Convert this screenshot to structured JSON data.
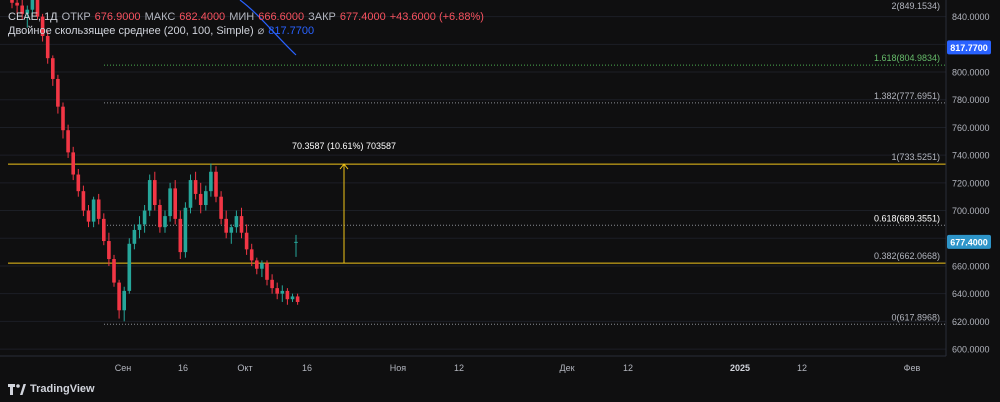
{
  "legend": {
    "symbol": "CEAE, 1Д",
    "open_label": "ОТКР",
    "open": "676.9000",
    "high_label": "МАКС",
    "high": "682.4000",
    "low_label": "МИН",
    "low": "666.6000",
    "close_label": "ЗАКР",
    "close": "677.4000",
    "change": "+43.6000 (+6.88%)",
    "ma_name": "Двойное скользящее среднее (200, 100, Simple)",
    "ma_symbol": "⌀",
    "ma_value": "817.7700"
  },
  "branding": {
    "logo_text": "TradingView"
  },
  "colors": {
    "up": "#26a69a",
    "down": "#f23645",
    "fib": "#f0c419",
    "ma": "#2962ff",
    "last_price": "#2e95c9"
  },
  "chart_data": {
    "type": "candlestick",
    "y_ticks": [
      "600.0000",
      "620.0000",
      "640.0000",
      "660.0000",
      "680.0000",
      "700.0000",
      "720.0000",
      "740.0000",
      "760.0000",
      "780.0000",
      "800.0000",
      "820.0000",
      "840.0000"
    ],
    "ylim": [
      595,
      852
    ],
    "x_ticks": [
      "Сен",
      "16",
      "Окт",
      "16",
      "Ноя",
      "12",
      "Дек",
      "12",
      "2025",
      "12",
      "Фев"
    ],
    "last_price_label": "677.4000",
    "ma_price_label": "817.7700",
    "fibonacci": [
      {
        "level": "0",
        "price": 617.8968,
        "label": "0(617.8968)",
        "label_color": "#b2b5be"
      },
      {
        "level": "0.382",
        "price": 662.0668,
        "label": "0.382(662.0668)",
        "label_color": "#b2b5be"
      },
      {
        "level": "0.618",
        "price": 689.3551,
        "label": "0.618(689.3551)",
        "label_color": "#ffffff"
      },
      {
        "level": "1",
        "price": 733.5251,
        "label": "1(733.5251)",
        "label_color": "#b2b5be"
      },
      {
        "level": "1.382",
        "price": 777.6951,
        "label": "1.382(777.6951)",
        "label_color": "#b2b5be"
      },
      {
        "level": "1.618",
        "price": 804.9834,
        "label": "1.618(804.9834)",
        "label_color": "#66bb6a"
      }
    ],
    "top_partial_label": "2(849.1534)",
    "measure": {
      "from": 662.0668,
      "to": 733.5251,
      "label": "70.3587 (10.61%) 703587"
    },
    "candles": [
      [
        856,
        858,
        846,
        850
      ],
      [
        850,
        855,
        842,
        848
      ],
      [
        848,
        852,
        838,
        842
      ],
      [
        842,
        848,
        832,
        845
      ],
      [
        845,
        853,
        840,
        852
      ],
      [
        852,
        854,
        838,
        840
      ],
      [
        840,
        842,
        822,
        826
      ],
      [
        826,
        830,
        806,
        810
      ],
      [
        810,
        812,
        790,
        795
      ],
      [
        795,
        798,
        770,
        775
      ],
      [
        775,
        778,
        752,
        758
      ],
      [
        758,
        762,
        738,
        742
      ],
      [
        742,
        746,
        722,
        726
      ],
      [
        726,
        730,
        710,
        714
      ],
      [
        714,
        718,
        696,
        700
      ],
      [
        700,
        704,
        688,
        692
      ],
      [
        692,
        710,
        688,
        708
      ],
      [
        708,
        712,
        690,
        694
      ],
      [
        694,
        698,
        675,
        678
      ],
      [
        678,
        684,
        660,
        665
      ],
      [
        665,
        668,
        645,
        648
      ],
      [
        648,
        650,
        622,
        628
      ],
      [
        628,
        645,
        620,
        642
      ],
      [
        642,
        680,
        640,
        676
      ],
      [
        676,
        690,
        672,
        686
      ],
      [
        686,
        696,
        680,
        690
      ],
      [
        690,
        704,
        684,
        700
      ],
      [
        700,
        726,
        696,
        722
      ],
      [
        722,
        728,
        700,
        704
      ],
      [
        704,
        708,
        684,
        688
      ],
      [
        688,
        700,
        684,
        696
      ],
      [
        696,
        720,
        692,
        716
      ],
      [
        716,
        722,
        690,
        694
      ],
      [
        694,
        700,
        665,
        670
      ],
      [
        670,
        706,
        666,
        702
      ],
      [
        702,
        726,
        698,
        722
      ],
      [
        722,
        728,
        708,
        712
      ],
      [
        712,
        720,
        698,
        704
      ],
      [
        704,
        718,
        700,
        714
      ],
      [
        714,
        734,
        710,
        728
      ],
      [
        728,
        732,
        706,
        710
      ],
      [
        710,
        714,
        690,
        694
      ],
      [
        694,
        700,
        680,
        684
      ],
      [
        684,
        690,
        676,
        688
      ],
      [
        688,
        700,
        684,
        696
      ],
      [
        696,
        702,
        680,
        684
      ],
      [
        684,
        690,
        668,
        672
      ],
      [
        672,
        676,
        660,
        664
      ],
      [
        664,
        666,
        654,
        658
      ],
      [
        658,
        664,
        652,
        662
      ],
      [
        662,
        664,
        646,
        650
      ],
      [
        650,
        654,
        640,
        644
      ],
      [
        644,
        648,
        636,
        640
      ],
      [
        640,
        646,
        634,
        642
      ],
      [
        642,
        644,
        632,
        636
      ],
      [
        636,
        640,
        634,
        638
      ],
      [
        638,
        640,
        632,
        634
      ],
      [
        676.9,
        682.4,
        666.6,
        677.4
      ]
    ]
  }
}
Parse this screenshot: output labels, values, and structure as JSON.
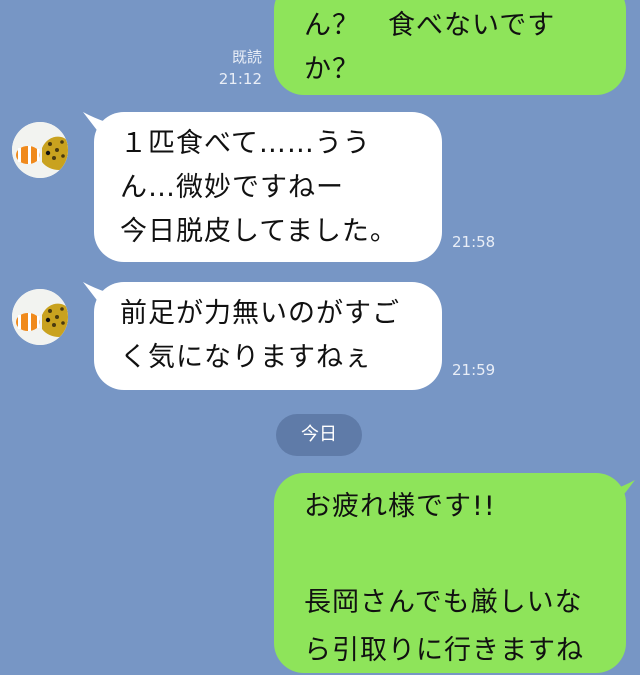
{
  "chat": {
    "messages": [
      {
        "side": "out",
        "lines": [
          "ん？　食べないです",
          "か？"
        ],
        "read_label": "既読",
        "time": "21:12"
      },
      {
        "side": "in",
        "lines": [
          "１匹食べて……うう",
          "ん…微妙ですねー",
          "今日脱皮してました。"
        ],
        "time": "21:58"
      },
      {
        "side": "in",
        "lines": [
          "前足が力無いのがすご",
          "く気になりますねぇ"
        ],
        "time": "21:59"
      },
      {
        "side": "out",
        "lines": [
          "お疲れ様です!!",
          "",
          "長岡さんでも厳しいな",
          "ら引取りに行きますね"
        ]
      }
    ],
    "date_separator": "今日"
  },
  "colors": {
    "background": "#7796c5",
    "outgoing_bubble": "#8ee45a",
    "incoming_bubble": "#ffffff",
    "date_pill": "#5f7ba8"
  },
  "icons": {
    "avatar": "gecko-fish-avatar-icon"
  }
}
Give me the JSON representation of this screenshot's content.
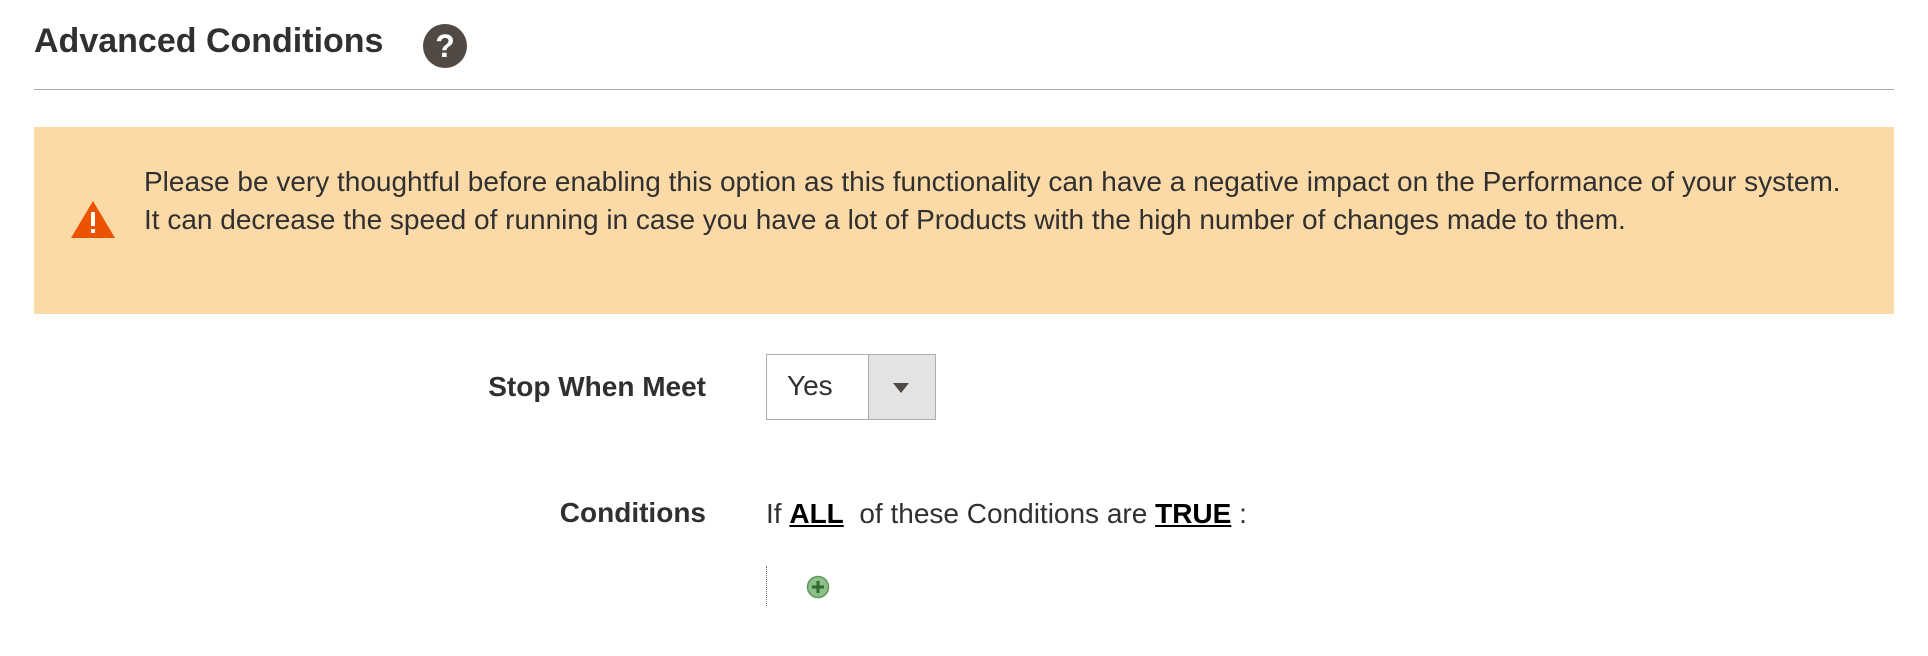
{
  "section": {
    "title": "Advanced Conditions",
    "help_icon": "?"
  },
  "warning": {
    "line1": "Please be very thoughtful before enabling this option as this functionality can have a negative impact on the Performance of your system.",
    "line2": "It can decrease the speed of running in case you have a lot of Products with the high number of changes made to them.",
    "icon": "warning-triangle-icon",
    "background_color": "#fcdaa7",
    "icon_color": "#eb5202"
  },
  "stop_when_meet": {
    "label": "Stop When Meet",
    "selected": "Yes"
  },
  "conditions": {
    "label": "Conditions",
    "prefix": "If",
    "aggregator": "ALL",
    "middle": "of these Conditions are",
    "value": "TRUE",
    "suffix": ":",
    "add_icon": "add-condition-icon"
  }
}
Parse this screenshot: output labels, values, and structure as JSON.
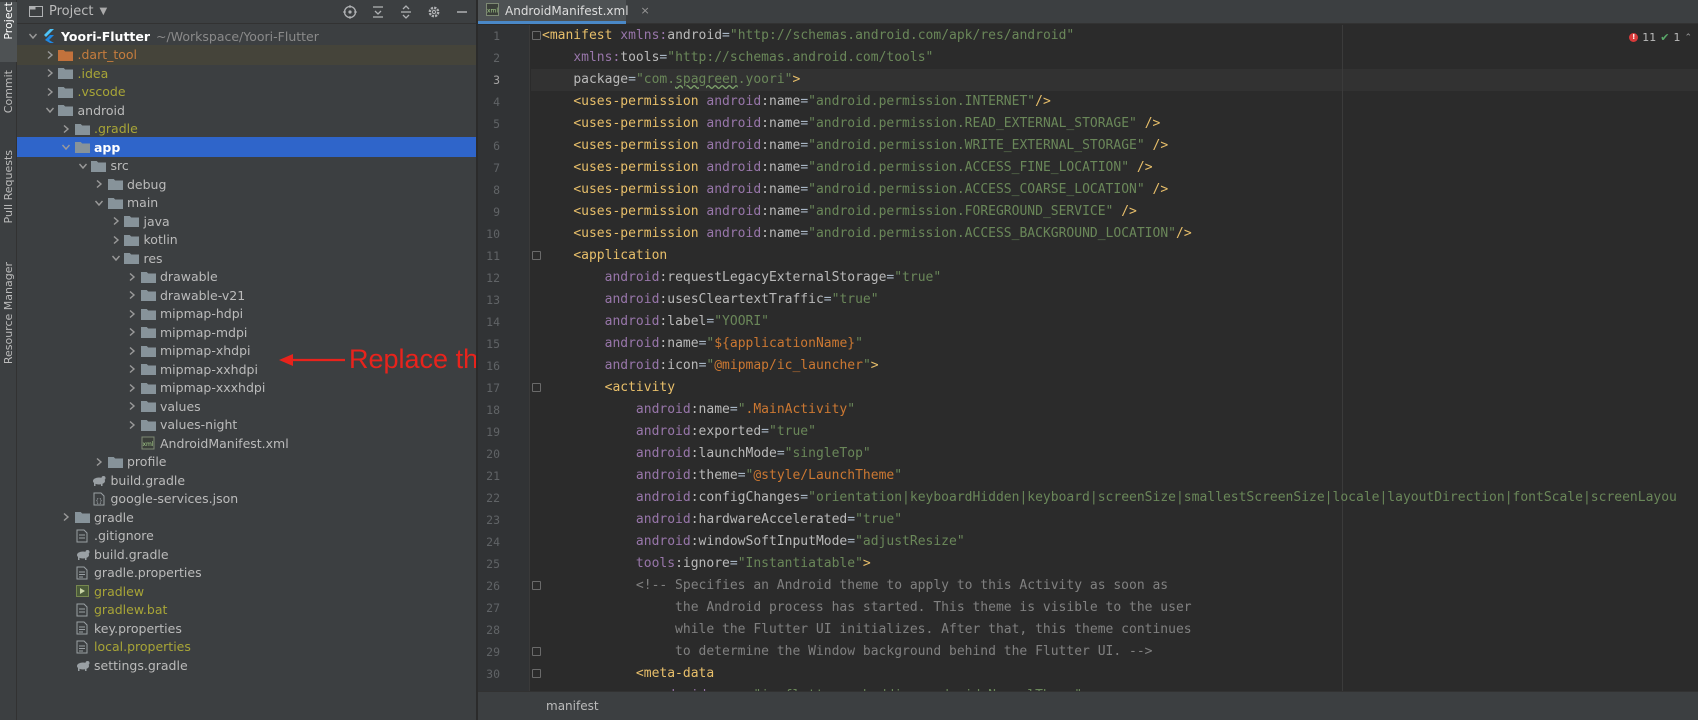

⁂

__Task requirements__.
Using the records above, retype everything exactly except the pictures.

__Complete answer__.
Convert this screenshot to structured JSON data.
{
  "legend": {
    "symbol": "CEAE, 1Д",
    "open_label": "ОТКР",
    "open": "676.9000",
    "high_label": "МАКС",
    "high": "682.4000",
    "low_label": "МИН",
    "low": "666.6000",
    "close_label": "ЗАКР",
    "close": "677.4000",
    "change": "+43.6000 (+6.88%)",
    "ma_name": "Двойное скользящее среднее (200, 100, Simple)",
    "ma_symbol": "⌀",
    "ma_value": "817.7700"
  },
  "branding": {
    "logo_text": "TradingView"
  },
  "colors": {
    "up": "#26a69a",
    "down": "#f23645",
    "fib": "#f0c419",
    "ma": "#2962ff",
    "last_price": "#2e95c9"
  },
  "chart_data": {
    "type": "candlestick",
    "y_ticks": [
      "600.0000",
      "620.0000",
      "640.0000",
      "660.0000",
      "680.0000",
      "700.0000",
      "720.0000",
      "740.0000",
      "760.0000",
      "780.0000",
      "800.0000",
      "820.0000",
      "840.0000"
    ],
    "ylim": [
      595,
      852
    ],
    "x_ticks": [
      "Сен",
      "16",
      "Окт",
      "16",
      "Ноя",
      "12",
      "Дек",
      "12",
      "2025",
      "12",
      "Фев"
    ],
    "last_price_label": "677.4000",
    "ma_price_label": "817.7700",
    "fibonacci": [
      {
        "level": "0",
        "price": 617.8968,
        "label": "0(617.8968)",
        "label_color": "#b2b5be"
      },
      {
        "level": "0.382",
        "price": 662.0668,
        "label": "0.382(662.0668)",
        "label_color": "#b2b5be"
      },
      {
        "level": "0.618",
        "price": 689.3551,
        "label": "0.618(689.3551)",
        "label_color": "#ffffff"
      },
      {
        "level": "1",
        "price": 733.5251,
        "label": "1(733.5251)",
        "label_color": "#b2b5be"
      },
      {
        "level": "1.382",
        "price": 777.6951,
        "label": "1.382(777.6951)",
        "label_color": "#b2b5be"
      },
      {
        "level": "1.618",
        "price": 804.9834,
        "label": "1.618(804.9834)",
        "label_color": "#66bb6a"
      }
    ],
    "top_partial_label": "2(849.1534)",
    "measure": {
      "from": 662.0668,
      "to": 733.5251,
      "label": "70.3587 (10.61%) 703587"
    },
    "candles": [
      [
        856,
        858,
        846,
        850
      ],
      [
        850,
        855,
        842,
        848
      ],
      [
        848,
        852,
        838,
        842
      ],
      [
        842,
        848,
        832,
        845
      ],
      [
        845,
        853,
        840,
        852
      ],
      [
        852,
        854,
        838,
        840
      ],
      [
        840,
        842,
        822,
        826
      ],
      [
        826,
        830,
        806,
        810
      ],
      [
        810,
        812,
        790,
        795
      ],
      [
        795,
        798,
        770,
        775
      ],
      [
        775,
        778,
        752,
        758
      ],
      [
        758,
        762,
        738,
        742
      ],
      [
        742,
        746,
        722,
        726
      ],
      [
        726,
        730,
        710,
        714
      ],
      [
        714,
        718,
        696,
        700
      ],
      [
        700,
        704,
        688,
        692
      ],
      [
        692,
        710,
        688,
        708
      ],
      [
        708,
        712,
        690,
        694
      ],
      [
        694,
        698,
        675,
        678
      ],
      [
        678,
        684,
        660,
        665
      ],
      [
        665,
        668,
        645,
        648
      ],
      [
        648,
        650,
        622,
        628
      ],
      [
        628,
        645,
        620,
        642
      ],
      [
        642,
        680,
        640,
        676
      ],
      [
        676,
        690,
        672,
        686
      ],
      [
        686,
        696,
        680,
        690
      ],
      [
        690,
        704,
        684,
        700
      ],
      [
        700,
        726,
        696,
        722
      ],
      [
        722,
        728,
        700,
        704
      ],
      [
        704,
        708,
        684,
        688
      ],
      [
        688,
        700,
        684,
        696
      ],
      [
        696,
        720,
        692,
        716
      ],
      [
        716,
        722,
        690,
        694
      ],
      [
        694,
        700,
        665,
        670
      ],
      [
        670,
        706,
        666,
        702
      ],
      [
        702,
        726,
        698,
        722
      ],
      [
        722,
        728,
        708,
        712
      ],
      [
        712,
        720,
        698,
        704
      ],
      [
        704,
        718,
        700,
        714
      ],
      [
        714,
        734,
        710,
        728
      ],
      [
        728,
        732,
        706,
        710
      ],
      [
        710,
        714,
        690,
        694
      ],
      [
        694,
        700,
        680,
        684
      ],
      [
        684,
        690,
        676,
        688
      ],
      [
        688,
        700,
        684,
        696
      ],
      [
        696,
        702,
        680,
        684
      ],
      [
        684,
        690,
        668,
        672
      ],
      [
        672,
        676,
        660,
        664
      ],
      [
        664,
        666,
        654,
        658
      ],
      [
        658,
        664,
        652,
        662
      ],
      [
        662,
        664,
        646,
        650
      ],
      [
        650,
        654,
        640,
        644
      ],
      [
        644,
        648,
        636,
        640
      ],
      [
        640,
        646,
        634,
        642
      ],
      [
        642,
        644,
        632,
        636
      ],
      [
        636,
        640,
        634,
        638
      ],
      [
        638,
        640,
        632,
        634
      ],
      [
        676.9,
        682.4,
        666.6,
        677.4
      ]
    ]
  }
}
Parse this screenshot: output labels, values, and structure as JSON.
{
  "chat": {
    "messages": [
      {
        "side": "out",
        "lines": [
          "ん？　食べないです",
          "か？"
        ],
        "read_label": "既読",
        "time": "21:12"
      },
      {
        "side": "in",
        "lines": [
          "１匹食べて……うう",
          "ん…微妙ですねー",
          "今日脱皮してました。"
        ],
        "time": "21:58"
      },
      {
        "side": "in",
        "lines": [
          "前足が力無いのがすご",
          "く気になりますねぇ"
        ],
        "time": "21:59"
      },
      {
        "side": "out",
        "lines": [
          "お疲れ様です!!",
          "",
          "長岡さんでも厳しいな",
          "ら引取りに行きますね"
        ]
      }
    ],
    "date_separator": "今日"
  },
  "colors": {
    "background": "#7796c5",
    "outgoing_bubble": "#8ee45a",
    "incoming_bubble": "#ffffff",
    "date_pill": "#5f7ba8"
  },
  "icons": {
    "avatar": "gecko-fish-avatar-icon"
  }
}
Give me the JSON representation of this screenshot's content.
{
  "section": {
    "title": "Advanced Conditions",
    "help_icon": "?"
  },
  "warning": {
    "line1": "Please be very thoughtful before enabling this option as this functionality can have a negative impact on the Performance of your system.",
    "line2": "It can decrease the speed of running in case you have a lot of Products with the high number of changes made to them.",
    "icon": "warning-triangle-icon",
    "background_color": "#fcdaa7",
    "icon_color": "#eb5202"
  },
  "stop_when_meet": {
    "label": "Stop When Meet",
    "selected": "Yes"
  },
  "conditions": {
    "label": "Conditions",
    "prefix": "If",
    "aggregator": "ALL",
    "middle": "of these Conditions are",
    "value": "TRUE",
    "suffix": ":",
    "add_icon": "add-condition-icon"
  }
}
Parse this screenshot: output labels, values, and structure as JSON.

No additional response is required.